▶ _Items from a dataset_
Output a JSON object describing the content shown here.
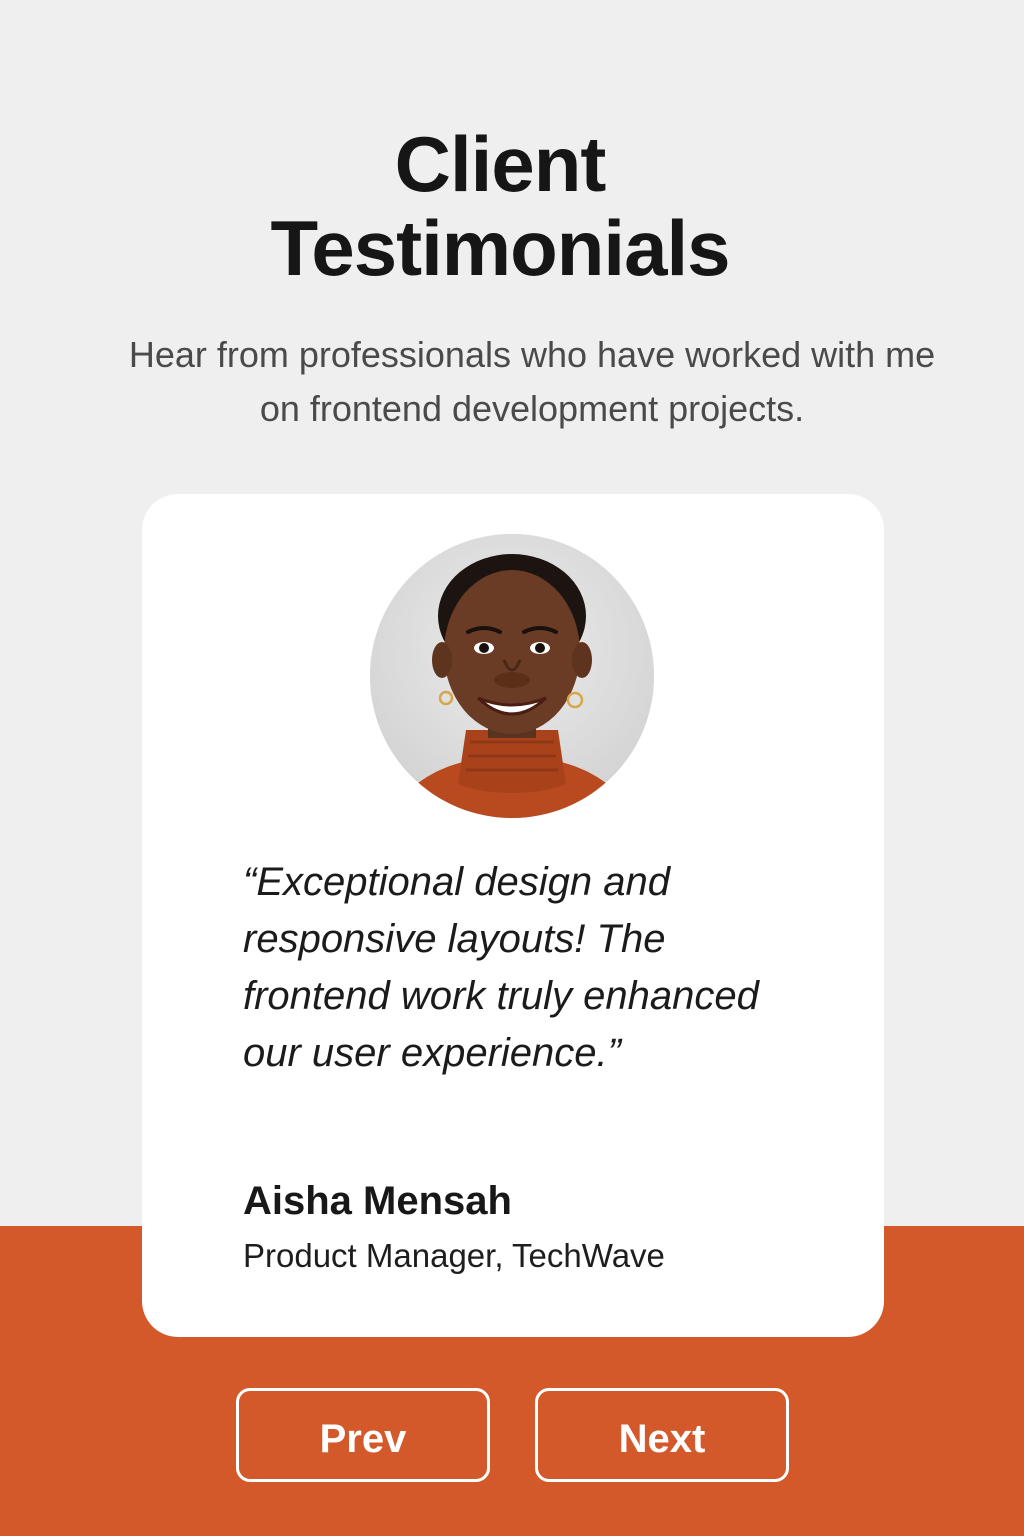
{
  "header": {
    "title_line1": "Client",
    "title_line2": "Testimonials",
    "subtitle": "Hear from professionals who have worked with me on frontend development projects."
  },
  "testimonial": {
    "quote": "“Exceptional design and responsive layouts! The frontend work truly enhanced our user experience.”",
    "author_name": "Aisha Mensah",
    "author_role": "Product Manager, TechWave"
  },
  "navigation": {
    "prev_label": "Prev",
    "next_label": "Next"
  },
  "colors": {
    "accent": "#d4592a",
    "background": "#efefef",
    "card": "#ffffff",
    "text": "#161616"
  }
}
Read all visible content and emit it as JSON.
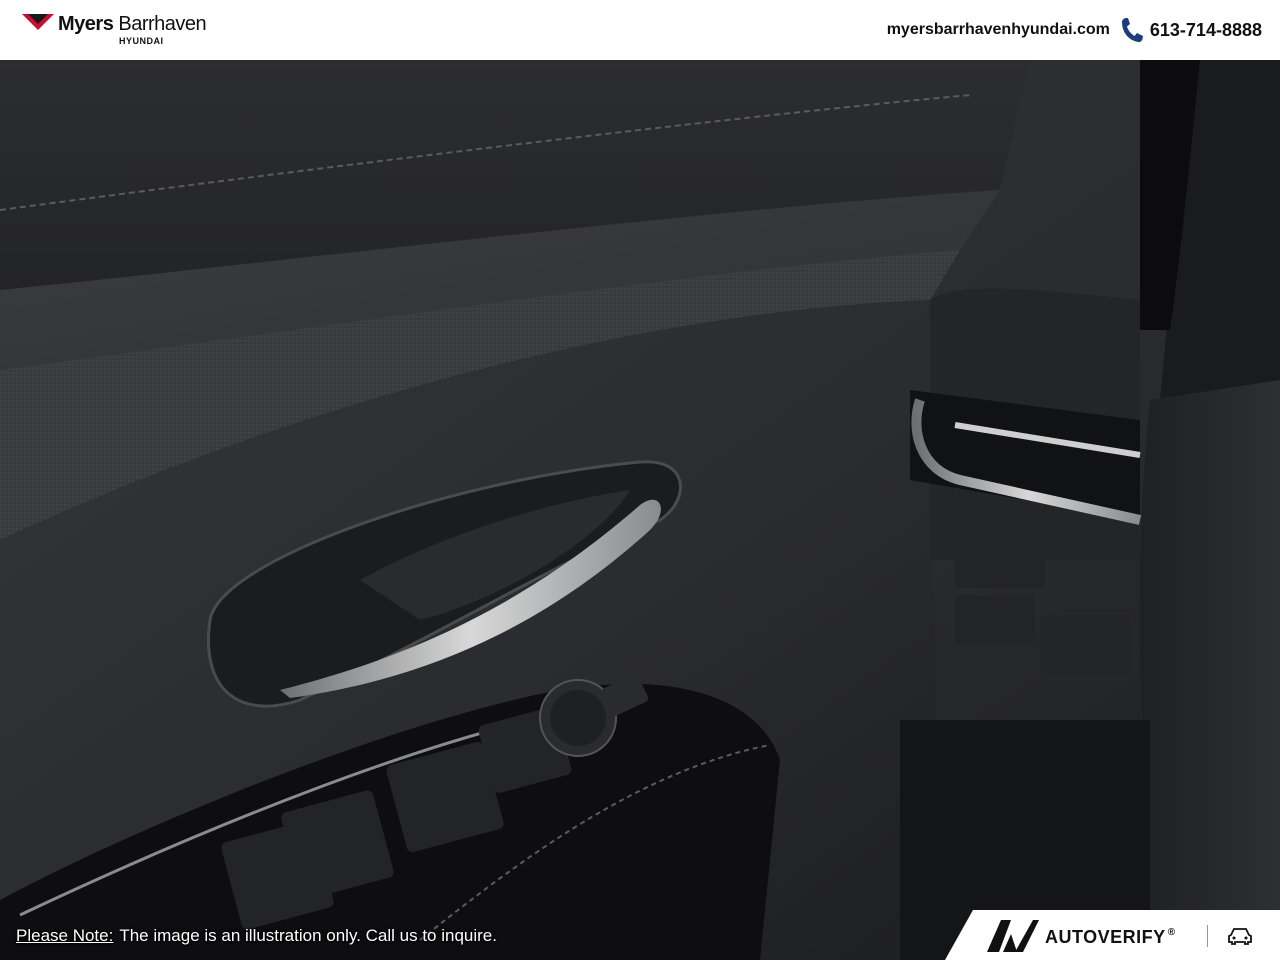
{
  "header": {
    "logo": {
      "name_bold": "Myers",
      "name_regular": "Barrhaven",
      "sub": "HYUNDAI"
    },
    "website": "myersbarrhavenhyundai.com",
    "phone": "613-714-8888",
    "phone_icon": "phone-icon"
  },
  "photo": {
    "subject": "car-interior-door-panel",
    "dominant_colors": [
      "#2a2b2e",
      "#3a3c40",
      "#b8b8b8"
    ]
  },
  "note": {
    "label": "Please Note:",
    "text": "The image is an illustration only. Call us to inquire."
  },
  "badge": {
    "brand": "AUTOVERIFY",
    "registered_mark": "®",
    "icon": "car-icon"
  }
}
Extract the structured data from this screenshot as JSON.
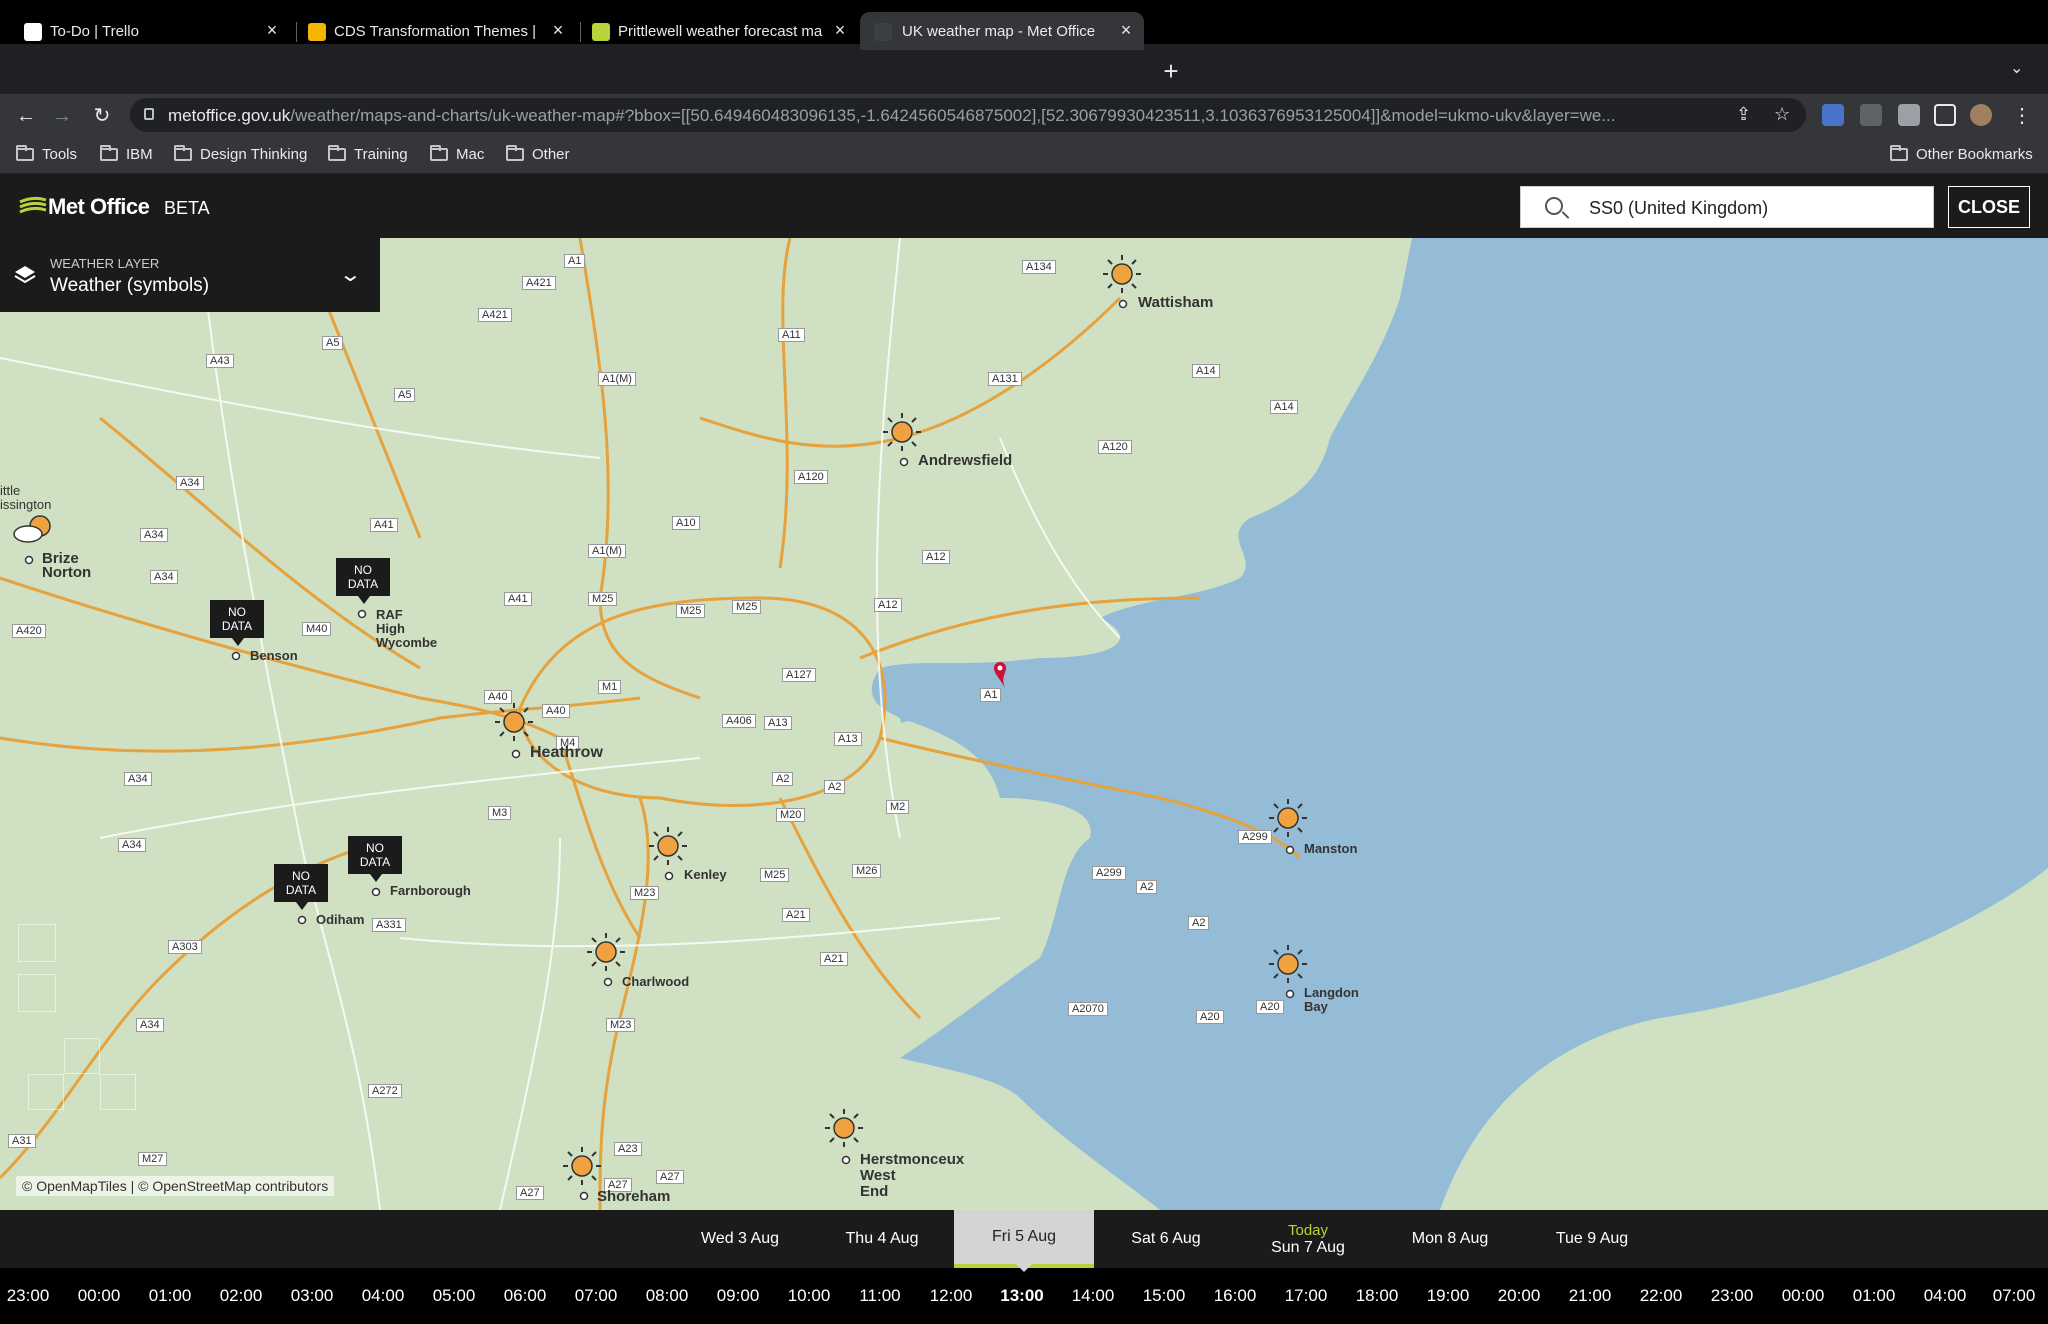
{
  "browser": {
    "tabs": [
      {
        "label": "To-Do | Trello",
        "favicon_color": "#ffffff"
      },
      {
        "label": "CDS Transformation Themes | T",
        "favicon_color": "#f4b400"
      },
      {
        "label": "Prittlewell weather forecast ma",
        "favicon_color": "#b6d43a"
      },
      {
        "label": "UK weather map - Met Office",
        "favicon_color": "#3c4043"
      }
    ],
    "url_host": "metoffice.gov.uk",
    "url_path": "/weather/maps-and-charts/uk-weather-map#?bbox=[[50.649460483096135,-1.6424560546875002],[52.30679930423511,3.1036376953125004]]&model=ukmo-ukv&layer=we...",
    "bookmarks": [
      "Tools",
      "IBM",
      "Design Thinking",
      "Training",
      "Mac",
      "Other"
    ],
    "other_bookmarks": "Other Bookmarks"
  },
  "header": {
    "logo": "Met Office",
    "beta": "BETA",
    "search_value": "SS0 (United Kingdom)",
    "close_label": "CLOSE"
  },
  "layer": {
    "label": "WEATHER LAYER",
    "value": "Weather (symbols)"
  },
  "map": {
    "cities": {
      "wattisham": "Wattisham",
      "andrewsfield": "Andrewsfield",
      "brize": "Brize\nNorton",
      "little": "ittle\nissington",
      "raf": "RAF\nHigh\nWycombe",
      "benson": "Benson",
      "heathrow": "Heathrow",
      "kenley": "Kenley",
      "farnborough": "Farnborough",
      "odiham": "Odiham",
      "charlwood": "Charlwood",
      "manston": "Manston",
      "langdon": "Langdon\nBay",
      "herstmonceux": "Herstmonceux\nWest\nEnd",
      "shoreham": "Shoreham"
    },
    "nodata": "NO\nDATA",
    "attribution": "© OpenMapTiles | © OpenStreetMap contributors",
    "roads": [
      "A1",
      "A134",
      "A421",
      "A11",
      "A421",
      "A5",
      "A43",
      "A5",
      "A1(M)",
      "A131",
      "A14",
      "A14",
      "A120",
      "A120",
      "A120",
      "A34",
      "A41",
      "A10",
      "A34",
      "A1(M)",
      "A12",
      "A34",
      "A41",
      "M25",
      "M25",
      "M25",
      "A12",
      "A420",
      "M40",
      "A127",
      "A40",
      "A40",
      "M1",
      "A406",
      "A13",
      "A13",
      "A1",
      "M4",
      "A34",
      "A2",
      "A2",
      "M3",
      "M20",
      "M2",
      "A299",
      "A34",
      "M25",
      "M26",
      "A299",
      "A2",
      "M23",
      "A331",
      "A303",
      "A21",
      "A2",
      "A21",
      "A2070",
      "A20",
      "A20",
      "A34",
      "M23",
      "A272",
      "A31",
      "M27",
      "A23",
      "A27",
      "A27",
      "A27"
    ]
  },
  "timeline": {
    "days": [
      {
        "label": "Wed 3 Aug"
      },
      {
        "label": "Thu 4 Aug"
      },
      {
        "label": "Fri 5 Aug"
      },
      {
        "label": "Sat 6 Aug"
      },
      {
        "today": "Today",
        "label": "Sun 7 Aug"
      },
      {
        "label": "Mon 8 Aug"
      },
      {
        "label": "Tue 9 Aug"
      }
    ],
    "selected_day": "Fri 5 Aug",
    "hours": [
      "23:00",
      "00:00",
      "01:00",
      "02:00",
      "03:00",
      "04:00",
      "05:00",
      "06:00",
      "07:00",
      "08:00",
      "09:00",
      "10:00",
      "11:00",
      "12:00",
      "13:00",
      "14:00",
      "15:00",
      "16:00",
      "17:00",
      "18:00",
      "19:00",
      "20:00",
      "21:00",
      "22:00",
      "23:00",
      "00:00",
      "01:00",
      "04:00",
      "07:00"
    ],
    "selected_hour": "13:00"
  },
  "colors": {
    "land": "#cfe0c3",
    "sea": "#95bcd6",
    "accent": "#b6d43a",
    "sun": "#f0a241",
    "pin": "#d0103a"
  }
}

▶ _WHAT TO WORK ON_
Reproduce every entry word for word, but omit the pictures.

▶ _WRITTEN RESPONSE_
Output a JSON object describing the content shown here.
{
  "header": {
    "title_line1": "Client",
    "title_line2": "Testimonials",
    "subtitle": "Hear from professionals who have worked with me on frontend development projects."
  },
  "testimonial": {
    "quote": "“Exceptional design and responsive layouts! The frontend work truly enhanced our user experience.”",
    "author_name": "Aisha Mensah",
    "author_role": "Product Manager, TechWave"
  },
  "navigation": {
    "prev_label": "Prev",
    "next_label": "Next"
  },
  "colors": {
    "accent": "#d4592a",
    "background": "#efefef",
    "card": "#ffffff",
    "text": "#161616"
  }
}
Read all visible content and emit it as JSON.
{
  "header": {
    "logo": {
      "name_bold": "Myers",
      "name_regular": "Barrhaven",
      "sub": "HYUNDAI"
    },
    "website": "myersbarrhavenhyundai.com",
    "phone": "613-714-8888",
    "phone_icon": "phone-icon"
  },
  "photo": {
    "subject": "car-interior-door-panel",
    "dominant_colors": [
      "#2a2b2e",
      "#3a3c40",
      "#b8b8b8"
    ]
  },
  "note": {
    "label": "Please Note:",
    "text": "The image is an illustration only. Call us to inquire."
  },
  "badge": {
    "brand": "AUTOVERIFY",
    "registered_mark": "®",
    "icon": "car-icon"
  }
}
Extract the structured data from this screenshot as JSON.
{
  "browser": {
    "tabs": [
      {
        "label": "To-Do | Trello",
        "favicon_color": "#ffffff"
      },
      {
        "label": "CDS Transformation Themes | T",
        "favicon_color": "#f4b400"
      },
      {
        "label": "Prittlewell weather forecast ma",
        "favicon_color": "#b6d43a"
      },
      {
        "label": "UK weather map - Met Office",
        "favicon_color": "#3c4043"
      }
    ],
    "url_host": "metoffice.gov.uk",
    "url_path": "/weather/maps-and-charts/uk-weather-map#?bbox=[[50.649460483096135,-1.6424560546875002],[52.30679930423511,3.1036376953125004]]&model=ukmo-ukv&layer=we...",
    "bookmarks": [
      "Tools",
      "IBM",
      "Design Thinking",
      "Training",
      "Mac",
      "Other"
    ],
    "other_bookmarks": "Other Bookmarks"
  },
  "header": {
    "logo": "Met Office",
    "beta": "BETA",
    "search_value": "SS0 (United Kingdom)",
    "close_label": "CLOSE"
  },
  "layer": {
    "label": "WEATHER LAYER",
    "value": "Weather (symbols)"
  },
  "map": {
    "cities": {
      "wattisham": "Wattisham",
      "andrewsfield": "Andrewsfield",
      "brize": "Brize\nNorton",
      "little": "ittle\nissington",
      "raf": "RAF\nHigh\nWycombe",
      "benson": "Benson",
      "heathrow": "Heathrow",
      "kenley": "Kenley",
      "farnborough": "Farnborough",
      "odiham": "Odiham",
      "charlwood": "Charlwood",
      "manston": "Manston",
      "langdon": "Langdon\nBay",
      "herstmonceux": "Herstmonceux\nWest\nEnd",
      "shoreham": "Shoreham"
    },
    "nodata": "NO\nDATA",
    "attribution": "© OpenMapTiles | © OpenStreetMap contributors",
    "roads": [
      "A1",
      "A134",
      "A421",
      "A11",
      "A421",
      "A5",
      "A43",
      "A5",
      "A1(M)",
      "A131",
      "A14",
      "A14",
      "A120",
      "A120",
      "A120",
      "A34",
      "A41",
      "A10",
      "A34",
      "A1(M)",
      "A12",
      "A34",
      "A41",
      "M25",
      "M25",
      "M25",
      "A12",
      "A420",
      "M40",
      "A127",
      "A40",
      "A40",
      "M1",
      "A406",
      "A13",
      "A13",
      "A1",
      "M4",
      "A34",
      "A2",
      "A2",
      "M3",
      "M20",
      "M2",
      "A299",
      "A34",
      "M25",
      "M26",
      "A299",
      "A2",
      "M23",
      "A331",
      "A303",
      "A21",
      "A2",
      "A21",
      "A2070",
      "A20",
      "A20",
      "A34",
      "M23",
      "A272",
      "A31",
      "M27",
      "A23",
      "A27",
      "A27",
      "A27"
    ]
  },
  "timeline": {
    "days": [
      {
        "label": "Wed 3 Aug"
      },
      {
        "label": "Thu 4 Aug"
      },
      {
        "label": "Fri 5 Aug"
      },
      {
        "label": "Sat 6 Aug"
      },
      {
        "today": "Today",
        "label": "Sun 7 Aug"
      },
      {
        "label": "Mon 8 Aug"
      },
      {
        "label": "Tue 9 Aug"
      }
    ],
    "selected_day": "Fri 5 Aug",
    "hours": [
      "23:00",
      "00:00",
      "01:00",
      "02:00",
      "03:00",
      "04:00",
      "05:00",
      "06:00",
      "07:00",
      "08:00",
      "09:00",
      "10:00",
      "11:00",
      "12:00",
      "13:00",
      "14:00",
      "15:00",
      "16:00",
      "17:00",
      "18:00",
      "19:00",
      "20:00",
      "21:00",
      "22:00",
      "23:00",
      "00:00",
      "01:00",
      "04:00",
      "07:00"
    ],
    "selected_hour": "13:00"
  },
  "colors": {
    "land": "#cfe0c3",
    "sea": "#95bcd6",
    "accent": "#b6d43a",
    "sun": "#f0a241",
    "pin": "#d0103a"
  }
}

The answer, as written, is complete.